### EXERCISE
Images appear in the records below; leave them out and repeat everything else exactly.
----- PROVIDED RECORDS -----
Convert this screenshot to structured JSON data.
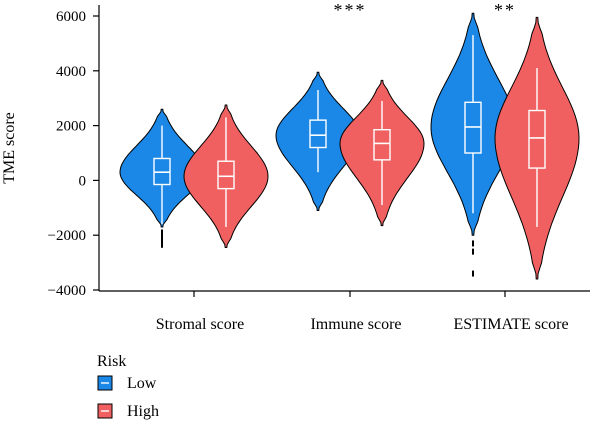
{
  "chart_data": {
    "type": "violin",
    "title": "",
    "xlabel": "",
    "ylabel": "TME score",
    "ylim": [
      -4000,
      6000
    ],
    "yticks": [
      -4000,
      -2000,
      0,
      2000,
      4000,
      6000
    ],
    "ytick_labels": [
      "−4000",
      "−2000",
      "0",
      "2000",
      "4000",
      "6000"
    ],
    "grid": false,
    "categories": [
      "Stromal score",
      "Immune score",
      "ESTIMATE score"
    ],
    "significance": [
      "",
      "***",
      "**"
    ],
    "legend": {
      "title": "Risk",
      "placement": "bottom-left",
      "entries": [
        "Low",
        "High"
      ]
    },
    "series": [
      {
        "name": "Low",
        "color": "#1b87e6",
        "stats": [
          {
            "min": -1600,
            "q1": -150,
            "median": 300,
            "q3": 800,
            "max": 2000,
            "vmin": -1700,
            "vmax": 2600,
            "outliers": [
              -1900,
              -2050,
              -2200,
              -2350
            ]
          },
          {
            "min": 300,
            "q1": 1200,
            "median": 1650,
            "q3": 2200,
            "max": 3300,
            "vmin": -1100,
            "vmax": 3950,
            "outliers": []
          },
          {
            "min": -1200,
            "q1": 1000,
            "median": 1950,
            "q3": 2850,
            "max": 5300,
            "vmin": -2000,
            "vmax": 6100,
            "outliers": [
              -2300,
              -2600,
              -3400
            ]
          }
        ]
      },
      {
        "name": "High",
        "color": "#f06060",
        "stats": [
          {
            "min": -1700,
            "q1": -300,
            "median": 150,
            "q3": 700,
            "max": 2300,
            "vmin": -2450,
            "vmax": 2750,
            "outliers": []
          },
          {
            "min": -900,
            "q1": 750,
            "median": 1350,
            "q3": 1850,
            "max": 2900,
            "vmin": -1650,
            "vmax": 3650,
            "outliers": []
          },
          {
            "min": -1700,
            "q1": 450,
            "median": 1550,
            "q3": 2550,
            "max": 4100,
            "vmin": -3600,
            "vmax": 5950,
            "outliers": []
          }
        ]
      }
    ]
  }
}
-----
### THE OUTPUT
Convert this screenshot to structured JSON data.
{
  "chart_data": {
    "type": "violin",
    "title": "",
    "xlabel": "",
    "ylabel": "TME score",
    "ylim": [
      -4000,
      6000
    ],
    "yticks": [
      -4000,
      -2000,
      0,
      2000,
      4000,
      6000
    ],
    "ytick_labels": [
      "−4000",
      "−2000",
      "0",
      "2000",
      "4000",
      "6000"
    ],
    "grid": false,
    "categories": [
      "Stromal score",
      "Immune score",
      "ESTIMATE score"
    ],
    "significance": [
      "",
      "***",
      "**"
    ],
    "legend": {
      "title": "Risk",
      "placement": "bottom-left",
      "entries": [
        "Low",
        "High"
      ]
    },
    "series": [
      {
        "name": "Low",
        "color": "#1b87e6",
        "stats": [
          {
            "min": -1600,
            "q1": -150,
            "median": 300,
            "q3": 800,
            "max": 2000,
            "vmin": -1700,
            "vmax": 2600,
            "outliers": [
              -1900,
              -2050,
              -2200,
              -2350
            ]
          },
          {
            "min": 300,
            "q1": 1200,
            "median": 1650,
            "q3": 2200,
            "max": 3300,
            "vmin": -1100,
            "vmax": 3950,
            "outliers": []
          },
          {
            "min": -1200,
            "q1": 1000,
            "median": 1950,
            "q3": 2850,
            "max": 5300,
            "vmin": -2000,
            "vmax": 6100,
            "outliers": [
              -2300,
              -2600,
              -3400
            ]
          }
        ]
      },
      {
        "name": "High",
        "color": "#f06060",
        "stats": [
          {
            "min": -1700,
            "q1": -300,
            "median": 150,
            "q3": 700,
            "max": 2300,
            "vmin": -2450,
            "vmax": 2750,
            "outliers": []
          },
          {
            "min": -900,
            "q1": 750,
            "median": 1350,
            "q3": 1850,
            "max": 2900,
            "vmin": -1650,
            "vmax": 3650,
            "outliers": []
          },
          {
            "min": -1700,
            "q1": 450,
            "median": 1550,
            "q3": 2550,
            "max": 4100,
            "vmin": -3600,
            "vmax": 5950,
            "outliers": []
          }
        ]
      }
    ]
  }
}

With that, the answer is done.